**TASK**: Keep every line where the word "from" appears; drop the rest.

--- START OF EXERCISE DATA ---

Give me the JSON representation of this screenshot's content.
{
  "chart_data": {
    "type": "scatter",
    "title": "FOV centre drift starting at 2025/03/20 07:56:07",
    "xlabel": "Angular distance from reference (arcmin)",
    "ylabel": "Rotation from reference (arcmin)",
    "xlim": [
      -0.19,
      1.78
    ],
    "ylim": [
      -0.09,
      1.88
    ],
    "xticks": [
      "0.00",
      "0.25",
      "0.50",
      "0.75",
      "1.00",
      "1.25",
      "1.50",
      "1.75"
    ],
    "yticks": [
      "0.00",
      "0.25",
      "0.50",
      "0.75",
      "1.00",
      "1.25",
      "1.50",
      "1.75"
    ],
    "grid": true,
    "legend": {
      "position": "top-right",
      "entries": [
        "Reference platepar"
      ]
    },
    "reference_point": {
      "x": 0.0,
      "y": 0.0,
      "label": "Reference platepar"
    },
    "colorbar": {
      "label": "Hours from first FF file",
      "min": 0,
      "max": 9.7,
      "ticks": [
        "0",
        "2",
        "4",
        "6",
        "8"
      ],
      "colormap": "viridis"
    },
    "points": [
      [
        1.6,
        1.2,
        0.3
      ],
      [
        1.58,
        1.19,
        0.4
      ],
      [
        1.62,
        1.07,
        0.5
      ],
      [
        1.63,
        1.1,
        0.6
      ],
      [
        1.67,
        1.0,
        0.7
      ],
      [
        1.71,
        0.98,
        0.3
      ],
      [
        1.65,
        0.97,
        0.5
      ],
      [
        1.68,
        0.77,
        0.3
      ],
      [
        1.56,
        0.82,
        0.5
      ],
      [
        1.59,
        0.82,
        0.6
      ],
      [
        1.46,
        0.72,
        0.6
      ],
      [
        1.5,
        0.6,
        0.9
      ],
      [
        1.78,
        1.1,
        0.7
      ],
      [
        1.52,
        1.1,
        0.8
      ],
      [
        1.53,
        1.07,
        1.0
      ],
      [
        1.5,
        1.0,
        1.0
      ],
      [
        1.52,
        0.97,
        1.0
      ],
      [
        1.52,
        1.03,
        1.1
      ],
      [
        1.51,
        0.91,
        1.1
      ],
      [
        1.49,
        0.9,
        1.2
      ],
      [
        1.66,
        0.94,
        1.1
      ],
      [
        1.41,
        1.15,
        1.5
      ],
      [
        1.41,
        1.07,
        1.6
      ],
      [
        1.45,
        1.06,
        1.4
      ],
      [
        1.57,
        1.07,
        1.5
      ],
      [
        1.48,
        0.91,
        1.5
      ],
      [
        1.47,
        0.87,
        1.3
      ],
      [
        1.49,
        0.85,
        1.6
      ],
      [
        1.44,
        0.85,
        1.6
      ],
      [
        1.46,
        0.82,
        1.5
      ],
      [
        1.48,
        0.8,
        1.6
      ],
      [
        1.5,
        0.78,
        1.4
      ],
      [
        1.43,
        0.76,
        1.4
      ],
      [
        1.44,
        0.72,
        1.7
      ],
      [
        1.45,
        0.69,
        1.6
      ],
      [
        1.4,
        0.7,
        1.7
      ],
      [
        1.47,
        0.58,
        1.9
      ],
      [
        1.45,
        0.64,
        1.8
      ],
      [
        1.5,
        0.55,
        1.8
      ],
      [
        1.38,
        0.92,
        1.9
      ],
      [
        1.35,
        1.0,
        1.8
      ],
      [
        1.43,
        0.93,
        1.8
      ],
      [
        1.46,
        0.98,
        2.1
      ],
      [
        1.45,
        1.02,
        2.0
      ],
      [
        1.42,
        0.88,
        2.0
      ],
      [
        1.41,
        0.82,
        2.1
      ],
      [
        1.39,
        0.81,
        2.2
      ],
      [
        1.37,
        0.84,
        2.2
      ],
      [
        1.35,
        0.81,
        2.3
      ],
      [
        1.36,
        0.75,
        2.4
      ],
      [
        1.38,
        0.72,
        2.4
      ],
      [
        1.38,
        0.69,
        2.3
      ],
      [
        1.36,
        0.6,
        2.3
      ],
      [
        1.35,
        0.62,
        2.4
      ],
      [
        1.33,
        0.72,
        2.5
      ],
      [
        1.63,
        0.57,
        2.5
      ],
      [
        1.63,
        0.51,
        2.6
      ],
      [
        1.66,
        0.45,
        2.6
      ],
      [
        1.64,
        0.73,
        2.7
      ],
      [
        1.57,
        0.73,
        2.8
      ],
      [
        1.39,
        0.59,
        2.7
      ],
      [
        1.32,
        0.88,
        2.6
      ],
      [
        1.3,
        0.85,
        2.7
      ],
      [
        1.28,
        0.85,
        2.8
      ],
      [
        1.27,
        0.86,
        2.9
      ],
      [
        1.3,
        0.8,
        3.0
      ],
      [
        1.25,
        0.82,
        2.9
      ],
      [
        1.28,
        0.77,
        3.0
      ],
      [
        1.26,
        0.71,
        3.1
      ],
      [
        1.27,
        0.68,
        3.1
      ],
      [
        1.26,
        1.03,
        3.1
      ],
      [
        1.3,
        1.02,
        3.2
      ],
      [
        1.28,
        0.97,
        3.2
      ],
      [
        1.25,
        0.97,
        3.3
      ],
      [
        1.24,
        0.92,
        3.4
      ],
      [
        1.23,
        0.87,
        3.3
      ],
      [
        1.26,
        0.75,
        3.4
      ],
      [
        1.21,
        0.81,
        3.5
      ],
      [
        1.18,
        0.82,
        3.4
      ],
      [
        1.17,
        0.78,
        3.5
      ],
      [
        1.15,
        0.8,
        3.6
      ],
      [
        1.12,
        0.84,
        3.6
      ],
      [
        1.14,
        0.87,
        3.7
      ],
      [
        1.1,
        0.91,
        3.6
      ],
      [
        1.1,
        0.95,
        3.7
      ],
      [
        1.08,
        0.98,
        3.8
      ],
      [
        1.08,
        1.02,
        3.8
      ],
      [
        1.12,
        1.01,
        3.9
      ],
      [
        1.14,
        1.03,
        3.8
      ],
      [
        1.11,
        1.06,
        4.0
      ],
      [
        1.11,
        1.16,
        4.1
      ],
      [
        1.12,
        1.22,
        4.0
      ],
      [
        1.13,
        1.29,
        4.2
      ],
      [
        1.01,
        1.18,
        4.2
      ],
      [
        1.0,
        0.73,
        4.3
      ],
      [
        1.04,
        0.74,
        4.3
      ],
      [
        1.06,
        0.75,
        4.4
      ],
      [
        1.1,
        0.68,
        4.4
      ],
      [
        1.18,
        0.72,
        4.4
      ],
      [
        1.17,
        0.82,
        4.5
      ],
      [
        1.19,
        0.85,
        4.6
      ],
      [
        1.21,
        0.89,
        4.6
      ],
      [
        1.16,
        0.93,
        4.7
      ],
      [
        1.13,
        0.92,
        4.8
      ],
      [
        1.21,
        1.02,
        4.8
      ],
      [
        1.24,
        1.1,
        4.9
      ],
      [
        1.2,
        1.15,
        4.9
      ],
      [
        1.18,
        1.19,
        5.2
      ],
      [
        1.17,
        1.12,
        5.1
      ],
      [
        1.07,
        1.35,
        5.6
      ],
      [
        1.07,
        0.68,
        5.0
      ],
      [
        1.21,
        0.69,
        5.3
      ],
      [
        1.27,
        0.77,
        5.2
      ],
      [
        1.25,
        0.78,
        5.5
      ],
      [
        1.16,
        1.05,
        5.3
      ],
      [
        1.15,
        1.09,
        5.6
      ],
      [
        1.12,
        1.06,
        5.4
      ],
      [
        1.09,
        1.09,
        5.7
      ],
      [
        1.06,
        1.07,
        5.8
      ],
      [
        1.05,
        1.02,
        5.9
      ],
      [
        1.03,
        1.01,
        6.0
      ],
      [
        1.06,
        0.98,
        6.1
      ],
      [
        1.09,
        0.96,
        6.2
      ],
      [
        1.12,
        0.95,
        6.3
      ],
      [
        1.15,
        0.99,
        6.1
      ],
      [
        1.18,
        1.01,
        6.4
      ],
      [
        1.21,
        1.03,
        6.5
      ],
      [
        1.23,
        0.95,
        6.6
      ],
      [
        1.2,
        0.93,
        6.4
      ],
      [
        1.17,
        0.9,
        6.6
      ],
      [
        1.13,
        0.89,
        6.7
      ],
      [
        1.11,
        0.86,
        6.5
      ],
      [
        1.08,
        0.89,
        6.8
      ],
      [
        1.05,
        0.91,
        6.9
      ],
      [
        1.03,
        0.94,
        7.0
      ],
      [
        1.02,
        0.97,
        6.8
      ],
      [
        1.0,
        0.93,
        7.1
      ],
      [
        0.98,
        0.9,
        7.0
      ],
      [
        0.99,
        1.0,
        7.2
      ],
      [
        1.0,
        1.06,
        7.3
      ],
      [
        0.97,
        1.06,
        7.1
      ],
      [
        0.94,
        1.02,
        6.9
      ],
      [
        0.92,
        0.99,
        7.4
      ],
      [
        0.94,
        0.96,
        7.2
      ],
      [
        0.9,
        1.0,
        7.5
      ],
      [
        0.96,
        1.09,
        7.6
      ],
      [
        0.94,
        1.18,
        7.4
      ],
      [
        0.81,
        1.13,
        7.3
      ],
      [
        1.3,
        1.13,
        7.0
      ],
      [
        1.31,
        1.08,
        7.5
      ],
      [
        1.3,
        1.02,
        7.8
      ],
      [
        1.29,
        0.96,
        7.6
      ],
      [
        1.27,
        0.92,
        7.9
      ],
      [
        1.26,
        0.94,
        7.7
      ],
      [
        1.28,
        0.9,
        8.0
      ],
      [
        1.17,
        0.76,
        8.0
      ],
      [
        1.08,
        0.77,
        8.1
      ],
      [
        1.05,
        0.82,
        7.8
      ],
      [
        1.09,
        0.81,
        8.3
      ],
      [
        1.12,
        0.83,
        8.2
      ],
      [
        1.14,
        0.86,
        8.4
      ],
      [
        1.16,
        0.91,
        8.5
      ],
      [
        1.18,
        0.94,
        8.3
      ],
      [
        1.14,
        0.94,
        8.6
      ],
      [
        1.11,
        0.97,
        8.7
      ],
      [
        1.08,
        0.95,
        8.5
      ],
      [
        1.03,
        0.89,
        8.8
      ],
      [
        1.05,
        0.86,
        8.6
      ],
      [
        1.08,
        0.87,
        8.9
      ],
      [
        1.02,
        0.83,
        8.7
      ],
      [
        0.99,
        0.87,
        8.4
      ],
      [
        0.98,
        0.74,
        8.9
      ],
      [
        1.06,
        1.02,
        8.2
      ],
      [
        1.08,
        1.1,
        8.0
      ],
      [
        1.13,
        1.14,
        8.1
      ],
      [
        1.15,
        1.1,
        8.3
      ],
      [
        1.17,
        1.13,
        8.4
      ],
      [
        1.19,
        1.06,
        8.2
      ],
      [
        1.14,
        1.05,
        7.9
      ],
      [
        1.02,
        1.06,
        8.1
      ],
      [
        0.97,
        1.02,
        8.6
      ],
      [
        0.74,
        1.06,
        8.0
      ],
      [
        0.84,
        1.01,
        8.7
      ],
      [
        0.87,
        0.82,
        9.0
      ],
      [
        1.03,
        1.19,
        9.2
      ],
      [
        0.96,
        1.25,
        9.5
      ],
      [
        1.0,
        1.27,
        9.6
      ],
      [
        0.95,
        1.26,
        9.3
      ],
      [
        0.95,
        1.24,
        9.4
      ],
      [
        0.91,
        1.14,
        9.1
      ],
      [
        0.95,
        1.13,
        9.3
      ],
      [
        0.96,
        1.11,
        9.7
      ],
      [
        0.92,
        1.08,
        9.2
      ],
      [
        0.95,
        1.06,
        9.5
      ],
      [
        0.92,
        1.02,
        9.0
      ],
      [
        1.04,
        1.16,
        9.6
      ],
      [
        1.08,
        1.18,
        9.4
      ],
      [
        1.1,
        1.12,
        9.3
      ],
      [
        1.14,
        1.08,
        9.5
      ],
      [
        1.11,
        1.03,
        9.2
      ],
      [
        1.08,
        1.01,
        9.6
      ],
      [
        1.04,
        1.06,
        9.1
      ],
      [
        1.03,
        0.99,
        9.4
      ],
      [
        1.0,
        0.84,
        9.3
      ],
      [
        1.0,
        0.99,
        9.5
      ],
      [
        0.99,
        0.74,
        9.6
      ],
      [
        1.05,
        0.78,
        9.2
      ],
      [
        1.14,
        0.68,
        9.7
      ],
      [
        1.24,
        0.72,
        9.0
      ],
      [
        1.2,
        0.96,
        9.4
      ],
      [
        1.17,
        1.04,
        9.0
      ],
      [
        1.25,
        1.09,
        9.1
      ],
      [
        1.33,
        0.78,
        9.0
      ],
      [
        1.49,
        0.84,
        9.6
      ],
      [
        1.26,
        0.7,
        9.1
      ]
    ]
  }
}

--- END OF EXERCISE DATA ---

**THE SOLUTION**:
    "xlabel": "Angular distance from reference (arcmin)",
    "ylabel": "Rotation from reference (arcmin)",
      "label": "Hours from first FF file",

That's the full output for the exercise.